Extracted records
* BEGIN *

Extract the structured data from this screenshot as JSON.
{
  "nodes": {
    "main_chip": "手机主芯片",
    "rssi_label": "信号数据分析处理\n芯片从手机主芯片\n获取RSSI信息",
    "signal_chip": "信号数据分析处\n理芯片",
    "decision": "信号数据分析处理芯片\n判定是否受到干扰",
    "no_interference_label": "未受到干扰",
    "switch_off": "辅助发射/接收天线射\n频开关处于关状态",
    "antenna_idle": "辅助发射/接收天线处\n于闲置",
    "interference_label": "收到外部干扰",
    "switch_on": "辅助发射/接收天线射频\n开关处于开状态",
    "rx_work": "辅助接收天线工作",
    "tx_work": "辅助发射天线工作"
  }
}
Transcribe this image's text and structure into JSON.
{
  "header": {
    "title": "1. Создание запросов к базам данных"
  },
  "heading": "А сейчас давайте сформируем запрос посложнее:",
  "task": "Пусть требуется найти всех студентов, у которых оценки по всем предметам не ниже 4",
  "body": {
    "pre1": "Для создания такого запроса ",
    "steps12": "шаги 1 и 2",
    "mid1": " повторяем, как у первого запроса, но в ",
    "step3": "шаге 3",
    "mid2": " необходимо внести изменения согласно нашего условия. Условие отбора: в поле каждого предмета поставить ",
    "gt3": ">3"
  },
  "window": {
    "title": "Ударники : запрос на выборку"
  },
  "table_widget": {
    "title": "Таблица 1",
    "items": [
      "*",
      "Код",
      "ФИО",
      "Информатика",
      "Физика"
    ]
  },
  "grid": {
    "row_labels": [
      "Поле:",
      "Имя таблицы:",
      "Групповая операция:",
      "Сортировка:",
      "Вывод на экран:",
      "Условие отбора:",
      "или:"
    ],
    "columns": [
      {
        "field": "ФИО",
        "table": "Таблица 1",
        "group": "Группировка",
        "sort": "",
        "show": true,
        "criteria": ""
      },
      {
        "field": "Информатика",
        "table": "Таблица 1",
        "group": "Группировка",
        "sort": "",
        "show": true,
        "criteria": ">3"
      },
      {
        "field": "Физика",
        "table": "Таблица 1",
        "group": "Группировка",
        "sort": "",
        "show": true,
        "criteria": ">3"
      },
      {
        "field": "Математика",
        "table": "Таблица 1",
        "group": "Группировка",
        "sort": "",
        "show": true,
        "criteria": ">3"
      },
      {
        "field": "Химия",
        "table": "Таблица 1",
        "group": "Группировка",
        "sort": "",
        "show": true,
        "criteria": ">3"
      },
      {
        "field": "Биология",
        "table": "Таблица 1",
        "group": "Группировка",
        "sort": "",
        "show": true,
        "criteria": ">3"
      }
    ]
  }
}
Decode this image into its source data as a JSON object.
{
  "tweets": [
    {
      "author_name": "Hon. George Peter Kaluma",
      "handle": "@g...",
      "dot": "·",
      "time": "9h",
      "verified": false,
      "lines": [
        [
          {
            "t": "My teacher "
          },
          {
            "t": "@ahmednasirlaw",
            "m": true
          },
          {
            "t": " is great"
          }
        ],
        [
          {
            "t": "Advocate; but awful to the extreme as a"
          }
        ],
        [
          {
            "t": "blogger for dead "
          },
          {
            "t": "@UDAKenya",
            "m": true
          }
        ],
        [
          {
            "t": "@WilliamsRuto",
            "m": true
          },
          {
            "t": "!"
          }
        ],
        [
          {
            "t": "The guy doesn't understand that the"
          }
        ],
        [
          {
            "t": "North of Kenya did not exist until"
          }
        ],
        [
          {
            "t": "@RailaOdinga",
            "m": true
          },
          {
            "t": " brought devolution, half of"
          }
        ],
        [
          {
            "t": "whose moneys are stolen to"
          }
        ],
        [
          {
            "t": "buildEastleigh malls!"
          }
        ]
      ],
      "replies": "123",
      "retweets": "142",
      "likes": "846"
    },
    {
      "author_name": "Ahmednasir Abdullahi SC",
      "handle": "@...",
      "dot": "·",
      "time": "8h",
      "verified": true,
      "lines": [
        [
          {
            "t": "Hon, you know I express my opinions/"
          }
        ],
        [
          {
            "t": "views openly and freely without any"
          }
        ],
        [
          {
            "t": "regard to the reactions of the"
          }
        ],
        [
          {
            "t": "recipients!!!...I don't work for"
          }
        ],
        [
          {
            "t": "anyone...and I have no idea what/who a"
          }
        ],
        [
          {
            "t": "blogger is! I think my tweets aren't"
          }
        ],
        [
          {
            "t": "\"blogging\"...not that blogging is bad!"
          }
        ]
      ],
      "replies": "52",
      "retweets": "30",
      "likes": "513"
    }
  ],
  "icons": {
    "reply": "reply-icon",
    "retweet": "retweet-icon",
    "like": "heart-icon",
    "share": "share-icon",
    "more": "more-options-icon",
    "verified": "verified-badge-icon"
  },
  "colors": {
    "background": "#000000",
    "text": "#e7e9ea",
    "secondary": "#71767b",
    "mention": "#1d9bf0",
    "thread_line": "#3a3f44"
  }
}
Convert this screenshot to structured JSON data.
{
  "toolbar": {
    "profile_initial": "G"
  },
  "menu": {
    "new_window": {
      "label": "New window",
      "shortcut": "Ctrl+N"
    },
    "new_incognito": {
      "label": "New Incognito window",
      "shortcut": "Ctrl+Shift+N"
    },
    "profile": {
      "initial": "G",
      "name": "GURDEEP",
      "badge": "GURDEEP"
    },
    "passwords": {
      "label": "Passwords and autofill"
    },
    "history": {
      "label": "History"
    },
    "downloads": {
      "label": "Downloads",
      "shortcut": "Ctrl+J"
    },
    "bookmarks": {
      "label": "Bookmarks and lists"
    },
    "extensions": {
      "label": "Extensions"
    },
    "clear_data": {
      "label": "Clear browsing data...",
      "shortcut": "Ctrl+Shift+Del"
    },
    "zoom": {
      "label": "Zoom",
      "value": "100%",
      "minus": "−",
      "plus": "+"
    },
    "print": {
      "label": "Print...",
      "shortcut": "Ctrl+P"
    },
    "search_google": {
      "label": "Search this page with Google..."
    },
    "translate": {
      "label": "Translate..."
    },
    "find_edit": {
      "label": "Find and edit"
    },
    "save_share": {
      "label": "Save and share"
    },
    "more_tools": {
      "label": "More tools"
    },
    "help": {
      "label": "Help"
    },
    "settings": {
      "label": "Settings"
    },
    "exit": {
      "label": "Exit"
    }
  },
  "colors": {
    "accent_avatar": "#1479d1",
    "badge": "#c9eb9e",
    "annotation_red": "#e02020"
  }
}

* END *

Return all the data exactly as given.

> **EXERCISE OUTPUT**:
Extract the structured data from this screenshot as JSON.
{
  "nodes": {
    "main_chip": "手机主芯片",
    "rssi_label": "信号数据分析处理\n芯片从手机主芯片\n获取RSSI信息",
    "signal_chip": "信号数据分析处\n理芯片",
    "decision": "信号数据分析处理芯片\n判定是否受到干扰",
    "no_interference_label": "未受到干扰",
    "switch_off": "辅助发射/接收天线射\n频开关处于关状态",
    "antenna_idle": "辅助发射/接收天线处\n于闲置",
    "interference_label": "收到外部干扰",
    "switch_on": "辅助发射/接收天线射频\n开关处于开状态",
    "rx_work": "辅助接收天线工作",
    "tx_work": "辅助发射天线工作"
  }
}
Transcribe this image's text and structure into JSON.
{
  "header": {
    "title": "1. Создание запросов к базам данных"
  },
  "heading": "А сейчас давайте сформируем запрос посложнее:",
  "task": "Пусть требуется найти всех студентов, у которых оценки по всем предметам не ниже 4",
  "body": {
    "pre1": "Для создания такого запроса ",
    "steps12": "шаги 1 и 2",
    "mid1": " повторяем, как у первого запроса, но в ",
    "step3": "шаге 3",
    "mid2": " необходимо внести изменения согласно нашего условия. Условие отбора: в поле каждого предмета поставить ",
    "gt3": ">3"
  },
  "window": {
    "title": "Ударники : запрос на выборку"
  },
  "table_widget": {
    "title": "Таблица 1",
    "items": [
      "*",
      "Код",
      "ФИО",
      "Информатика",
      "Физика"
    ]
  },
  "grid": {
    "row_labels": [
      "Поле:",
      "Имя таблицы:",
      "Групповая операция:",
      "Сортировка:",
      "Вывод на экран:",
      "Условие отбора:",
      "или:"
    ],
    "columns": [
      {
        "field": "ФИО",
        "table": "Таблица 1",
        "group": "Группировка",
        "sort": "",
        "show": true,
        "criteria": ""
      },
      {
        "field": "Информатика",
        "table": "Таблица 1",
        "group": "Группировка",
        "sort": "",
        "show": true,
        "criteria": ">3"
      },
      {
        "field": "Физика",
        "table": "Таблица 1",
        "group": "Группировка",
        "sort": "",
        "show": true,
        "criteria": ">3"
      },
      {
        "field": "Математика",
        "table": "Таблица 1",
        "group": "Группировка",
        "sort": "",
        "show": true,
        "criteria": ">3"
      },
      {
        "field": "Химия",
        "table": "Таблица 1",
        "group": "Группировка",
        "sort": "",
        "show": true,
        "criteria": ">3"
      },
      {
        "field": "Биология",
        "table": "Таблица 1",
        "group": "Группировка",
        "sort": "",
        "show": true,
        "criteria": ">3"
      }
    ]
  }
}
Decode this image into its source data as a JSON object.
{
  "tweets": [
    {
      "author_name": "Hon. George Peter Kaluma",
      "handle": "@g...",
      "dot": "·",
      "time": "9h",
      "verified": false,
      "lines": [
        [
          {
            "t": "My teacher "
          },
          {
            "t": "@ahmednasirlaw",
            "m": true
          },
          {
            "t": " is great"
          }
        ],
        [
          {
            "t": "Advocate; but awful to the extreme as a"
          }
        ],
        [
          {
            "t": "blogger for dead "
          },
          {
            "t": "@UDAKenya",
            "m": true
          }
        ],
        [
          {
            "t": "@WilliamsRuto",
            "m": true
          },
          {
            "t": "!"
          }
        ],
        [
          {
            "t": "The guy doesn't understand that the"
          }
        ],
        [
          {
            "t": "North of Kenya did not exist until"
          }
        ],
        [
          {
            "t": "@RailaOdinga",
            "m": true
          },
          {
            "t": " brought devolution, half of"
          }
        ],
        [
          {
            "t": "whose moneys are stolen to"
          }
        ],
        [
          {
            "t": "buildEastleigh malls!"
          }
        ]
      ],
      "replies": "123",
      "retweets": "142",
      "likes": "846"
    },
    {
      "author_name": "Ahmednasir Abdullahi SC",
      "handle": "@...",
      "dot": "·",
      "time": "8h",
      "verified": true,
      "lines": [
        [
          {
            "t": "Hon, you know I express my opinions/"
          }
        ],
        [
          {
            "t": "views openly and freely without any"
          }
        ],
        [
          {
            "t": "regard to the reactions of the"
          }
        ],
        [
          {
            "t": "recipients!!!...I don't work for"
          }
        ],
        [
          {
            "t": "anyone...and I have no idea what/who a"
          }
        ],
        [
          {
            "t": "blogger is! I think my tweets aren't"
          }
        ],
        [
          {
            "t": "\"blogging\"...not that blogging is bad!"
          }
        ]
      ],
      "replies": "52",
      "retweets": "30",
      "likes": "513"
    }
  ],
  "icons": {
    "reply": "reply-icon",
    "retweet": "retweet-icon",
    "like": "heart-icon",
    "share": "share-icon",
    "more": "more-options-icon",
    "verified": "verified-badge-icon"
  },
  "colors": {
    "background": "#000000",
    "text": "#e7e9ea",
    "secondary": "#71767b",
    "mention": "#1d9bf0",
    "thread_line": "#3a3f44"
  }
}
Convert this screenshot to structured JSON data.
{
  "toolbar": {
    "profile_initial": "G"
  },
  "menu": {
    "new_window": {
      "label": "New window",
      "shortcut": "Ctrl+N"
    },
    "new_incognito": {
      "label": "New Incognito window",
      "shortcut": "Ctrl+Shift+N"
    },
    "profile": {
      "initial": "G",
      "name": "GURDEEP",
      "badge": "GURDEEP"
    },
    "passwords": {
      "label": "Passwords and autofill"
    },
    "history": {
      "label": "History"
    },
    "downloads": {
      "label": "Downloads",
      "shortcut": "Ctrl+J"
    },
    "bookmarks": {
      "label": "Bookmarks and lists"
    },
    "extensions": {
      "label": "Extensions"
    },
    "clear_data": {
      "label": "Clear browsing data...",
      "shortcut": "Ctrl+Shift+Del"
    },
    "zoom": {
      "label": "Zoom",
      "value": "100%",
      "minus": "−",
      "plus": "+"
    },
    "print": {
      "label": "Print...",
      "shortcut": "Ctrl+P"
    },
    "search_google": {
      "label": "Search this page with Google..."
    },
    "translate": {
      "label": "Translate..."
    },
    "find_edit": {
      "label": "Find and edit"
    },
    "save_share": {
      "label": "Save and share"
    },
    "more_tools": {
      "label": "More tools"
    },
    "help": {
      "label": "Help"
    },
    "settings": {
      "label": "Settings"
    },
    "exit": {
      "label": "Exit"
    }
  },
  "colors": {
    "accent_avatar": "#1479d1",
    "badge": "#c9eb9e",
    "annotation_red": "#e02020"
  }
}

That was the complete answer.